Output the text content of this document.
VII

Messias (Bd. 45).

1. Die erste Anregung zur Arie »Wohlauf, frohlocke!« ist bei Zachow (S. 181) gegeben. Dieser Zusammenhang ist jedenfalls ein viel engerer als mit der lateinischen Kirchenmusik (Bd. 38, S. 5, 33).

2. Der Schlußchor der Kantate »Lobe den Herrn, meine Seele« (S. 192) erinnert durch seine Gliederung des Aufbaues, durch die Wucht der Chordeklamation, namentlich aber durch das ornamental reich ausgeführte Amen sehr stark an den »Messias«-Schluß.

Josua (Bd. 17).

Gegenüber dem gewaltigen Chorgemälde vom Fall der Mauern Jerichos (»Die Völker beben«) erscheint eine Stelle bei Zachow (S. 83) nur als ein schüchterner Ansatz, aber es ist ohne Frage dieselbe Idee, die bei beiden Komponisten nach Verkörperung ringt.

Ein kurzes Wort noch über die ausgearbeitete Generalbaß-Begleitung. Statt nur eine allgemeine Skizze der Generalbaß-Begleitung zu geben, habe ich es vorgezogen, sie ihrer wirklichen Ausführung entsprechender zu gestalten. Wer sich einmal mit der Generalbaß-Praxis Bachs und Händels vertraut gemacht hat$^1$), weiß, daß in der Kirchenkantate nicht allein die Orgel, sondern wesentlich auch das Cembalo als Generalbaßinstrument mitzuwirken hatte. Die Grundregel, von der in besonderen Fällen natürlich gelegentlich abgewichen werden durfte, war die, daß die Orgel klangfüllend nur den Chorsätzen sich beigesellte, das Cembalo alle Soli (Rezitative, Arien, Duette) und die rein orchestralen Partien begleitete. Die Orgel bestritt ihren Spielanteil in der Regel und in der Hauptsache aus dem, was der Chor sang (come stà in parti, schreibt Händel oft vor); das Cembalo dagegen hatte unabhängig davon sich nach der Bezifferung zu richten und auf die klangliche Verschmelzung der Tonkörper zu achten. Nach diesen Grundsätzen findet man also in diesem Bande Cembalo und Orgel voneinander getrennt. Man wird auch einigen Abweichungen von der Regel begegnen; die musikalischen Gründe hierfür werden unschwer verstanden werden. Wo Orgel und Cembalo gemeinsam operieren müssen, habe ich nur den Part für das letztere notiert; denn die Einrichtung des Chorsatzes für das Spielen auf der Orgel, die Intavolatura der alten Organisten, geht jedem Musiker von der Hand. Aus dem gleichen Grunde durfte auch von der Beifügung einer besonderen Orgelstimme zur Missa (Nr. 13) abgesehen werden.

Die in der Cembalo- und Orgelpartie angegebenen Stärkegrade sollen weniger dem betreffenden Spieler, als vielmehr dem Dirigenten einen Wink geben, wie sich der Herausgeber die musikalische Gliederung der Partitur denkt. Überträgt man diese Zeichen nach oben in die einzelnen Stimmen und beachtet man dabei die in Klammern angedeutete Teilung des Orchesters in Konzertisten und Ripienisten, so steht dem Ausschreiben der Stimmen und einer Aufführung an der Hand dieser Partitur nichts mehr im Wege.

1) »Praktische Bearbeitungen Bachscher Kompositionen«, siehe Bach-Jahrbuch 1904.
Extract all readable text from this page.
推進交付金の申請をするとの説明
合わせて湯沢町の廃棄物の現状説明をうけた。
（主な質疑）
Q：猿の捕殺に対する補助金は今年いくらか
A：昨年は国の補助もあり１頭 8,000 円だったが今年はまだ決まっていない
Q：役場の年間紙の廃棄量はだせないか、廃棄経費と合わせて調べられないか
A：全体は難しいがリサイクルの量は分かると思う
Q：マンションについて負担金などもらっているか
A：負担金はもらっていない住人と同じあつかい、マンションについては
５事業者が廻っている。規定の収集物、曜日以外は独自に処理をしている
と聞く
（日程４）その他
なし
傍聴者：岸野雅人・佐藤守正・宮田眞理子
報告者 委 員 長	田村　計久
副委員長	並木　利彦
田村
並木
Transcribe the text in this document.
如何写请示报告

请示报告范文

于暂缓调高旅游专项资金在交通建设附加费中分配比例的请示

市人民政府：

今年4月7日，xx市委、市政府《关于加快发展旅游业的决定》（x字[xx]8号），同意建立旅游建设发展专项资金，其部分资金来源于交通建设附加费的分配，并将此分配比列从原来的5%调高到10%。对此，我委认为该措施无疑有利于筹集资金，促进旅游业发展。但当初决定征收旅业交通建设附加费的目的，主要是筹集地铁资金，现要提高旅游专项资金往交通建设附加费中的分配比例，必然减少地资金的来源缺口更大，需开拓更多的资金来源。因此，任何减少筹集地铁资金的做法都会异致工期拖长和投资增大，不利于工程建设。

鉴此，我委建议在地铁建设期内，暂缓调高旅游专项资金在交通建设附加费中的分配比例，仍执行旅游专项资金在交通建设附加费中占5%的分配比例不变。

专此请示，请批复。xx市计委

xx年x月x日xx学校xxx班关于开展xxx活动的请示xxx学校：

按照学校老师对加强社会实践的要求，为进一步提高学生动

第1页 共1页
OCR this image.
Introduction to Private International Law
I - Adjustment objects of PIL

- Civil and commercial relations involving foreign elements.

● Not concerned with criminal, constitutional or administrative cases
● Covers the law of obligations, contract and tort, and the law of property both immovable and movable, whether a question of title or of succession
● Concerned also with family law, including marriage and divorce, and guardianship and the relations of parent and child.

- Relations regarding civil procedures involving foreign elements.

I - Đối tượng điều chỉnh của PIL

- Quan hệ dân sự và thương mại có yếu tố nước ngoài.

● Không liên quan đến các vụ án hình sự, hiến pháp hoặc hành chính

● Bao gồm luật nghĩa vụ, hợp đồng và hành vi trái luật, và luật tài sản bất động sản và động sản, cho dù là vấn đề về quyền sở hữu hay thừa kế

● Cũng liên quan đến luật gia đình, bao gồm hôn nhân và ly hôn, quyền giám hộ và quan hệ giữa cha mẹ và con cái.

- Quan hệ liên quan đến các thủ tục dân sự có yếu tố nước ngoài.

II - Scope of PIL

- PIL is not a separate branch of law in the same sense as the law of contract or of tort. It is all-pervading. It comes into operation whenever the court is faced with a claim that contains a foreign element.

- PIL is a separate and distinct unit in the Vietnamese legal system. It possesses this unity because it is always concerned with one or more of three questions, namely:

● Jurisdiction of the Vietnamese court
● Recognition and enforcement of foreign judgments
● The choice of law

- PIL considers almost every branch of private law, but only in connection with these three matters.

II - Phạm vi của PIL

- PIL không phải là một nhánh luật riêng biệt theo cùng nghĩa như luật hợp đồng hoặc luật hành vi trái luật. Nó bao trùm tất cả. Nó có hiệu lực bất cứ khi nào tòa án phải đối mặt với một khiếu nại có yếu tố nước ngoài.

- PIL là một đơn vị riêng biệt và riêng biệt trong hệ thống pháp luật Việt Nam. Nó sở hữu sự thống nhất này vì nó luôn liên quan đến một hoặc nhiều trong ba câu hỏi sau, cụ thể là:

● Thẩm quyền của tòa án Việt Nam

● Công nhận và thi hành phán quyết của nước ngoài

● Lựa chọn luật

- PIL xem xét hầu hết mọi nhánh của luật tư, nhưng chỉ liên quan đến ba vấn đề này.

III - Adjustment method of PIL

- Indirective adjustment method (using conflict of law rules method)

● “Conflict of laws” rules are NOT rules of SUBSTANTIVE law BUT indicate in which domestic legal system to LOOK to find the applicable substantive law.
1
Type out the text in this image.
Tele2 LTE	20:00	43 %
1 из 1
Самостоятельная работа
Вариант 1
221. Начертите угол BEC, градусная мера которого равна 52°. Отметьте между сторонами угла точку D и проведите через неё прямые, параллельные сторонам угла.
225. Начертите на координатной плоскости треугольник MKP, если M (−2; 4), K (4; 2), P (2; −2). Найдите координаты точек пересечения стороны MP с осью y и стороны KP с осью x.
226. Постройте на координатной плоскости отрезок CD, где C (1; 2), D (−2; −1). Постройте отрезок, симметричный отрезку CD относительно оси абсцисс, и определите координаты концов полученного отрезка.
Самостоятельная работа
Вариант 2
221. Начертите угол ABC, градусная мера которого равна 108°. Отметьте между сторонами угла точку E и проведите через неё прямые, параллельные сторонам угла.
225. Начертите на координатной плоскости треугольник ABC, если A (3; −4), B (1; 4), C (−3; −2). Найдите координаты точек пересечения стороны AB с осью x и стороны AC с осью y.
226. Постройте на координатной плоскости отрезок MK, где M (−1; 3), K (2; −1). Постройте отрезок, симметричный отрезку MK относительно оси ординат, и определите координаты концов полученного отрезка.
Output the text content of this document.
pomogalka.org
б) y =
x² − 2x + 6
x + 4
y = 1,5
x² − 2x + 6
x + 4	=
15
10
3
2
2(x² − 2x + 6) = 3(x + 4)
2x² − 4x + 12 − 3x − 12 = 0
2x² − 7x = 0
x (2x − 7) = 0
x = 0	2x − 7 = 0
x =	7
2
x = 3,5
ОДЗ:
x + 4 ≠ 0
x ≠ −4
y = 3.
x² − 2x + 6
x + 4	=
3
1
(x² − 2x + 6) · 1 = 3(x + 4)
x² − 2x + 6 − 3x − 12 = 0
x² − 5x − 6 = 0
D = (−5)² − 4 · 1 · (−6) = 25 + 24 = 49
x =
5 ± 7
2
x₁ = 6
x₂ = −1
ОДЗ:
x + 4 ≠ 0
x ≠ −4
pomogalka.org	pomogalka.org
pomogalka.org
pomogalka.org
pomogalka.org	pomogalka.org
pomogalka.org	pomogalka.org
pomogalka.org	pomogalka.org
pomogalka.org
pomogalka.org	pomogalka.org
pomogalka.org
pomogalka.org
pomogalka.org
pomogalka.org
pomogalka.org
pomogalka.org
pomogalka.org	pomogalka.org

▬▬▬

Direction »
Set down, word for word, only the lines running from the line with "Type out the text in this image." to the last line of the listing above. Both of those lines belong in your answer.

Task output »
Type out the text in this image.
Tele2 LTE	20:00	43 %
1 из 1
Самостоятельная работа
Вариант 1
221. Начертите угол BEC, градусная мера которого равна 52°. Отметьте между сторонами угла точку D и проведите через неё прямые, параллельные сторонам угла.
225. Начертите на координатной плоскости треугольник MKP, если M (−2; 4), K (4; 2), P (2; −2). Найдите координаты точек пересечения стороны MP с осью y и стороны KP с осью x.
226. Постройте на координатной плоскости отрезок CD, где C (1; 2), D (−2; −1). Постройте отрезок, симметричный отрезку CD относительно оси абсцисс, и определите координаты концов полученного отрезка.
Самостоятельная работа
Вариант 2
221. Начертите угол ABC, градусная мера которого равна 108°. Отметьте между сторонами угла точку E и проведите через неё прямые, параллельные сторонам угла.
225. Начертите на координатной плоскости треугольник ABC, если A (3; −4), B (1; 4), C (−3; −2). Найдите координаты точек пересечения стороны AB с осью x и стороны AC с осью y.
226. Постройте на координатной плоскости отрезок MK, где M (−1; 3), K (2; −1). Постройте отрезок, симметричный отрезку MK относительно оси ординат, и определите координаты концов полученного отрезка.
Output the text content of this document.
pomogalka.org
б) y =
x² − 2x + 6
x + 4
y = 1,5
x² − 2x + 6
x + 4	=
15
10
3
2
2(x² − 2x + 6) = 3(x + 4)
2x² − 4x + 12 − 3x − 12 = 0
2x² − 7x = 0
x (2x − 7) = 0
x = 0	2x − 7 = 0
x =	7
2
x = 3,5
ОДЗ:
x + 4 ≠ 0
x ≠ −4
y = 3.
x² − 2x + 6
x + 4	=
3
1
(x² − 2x + 6) · 1 = 3(x + 4)
x² − 2x + 6 − 3x − 12 = 0
x² − 5x − 6 = 0
D = (−5)² − 4 · 1 · (−6) = 25 + 24 = 49
x =
5 ± 7
2
x₁ = 6
x₂ = −1
ОДЗ:
x + 4 ≠ 0
x ≠ −4
pomogalka.org	pomogalka.org
pomogalka.org
pomogalka.org
pomogalka.org	pomogalka.org
pomogalka.org	pomogalka.org
pomogalka.org	pomogalka.org
pomogalka.org
pomogalka.org	pomogalka.org
pomogalka.org
pomogalka.org
pomogalka.org
pomogalka.org
pomogalka.org
pomogalka.org
pomogalka.org	pomogalka.org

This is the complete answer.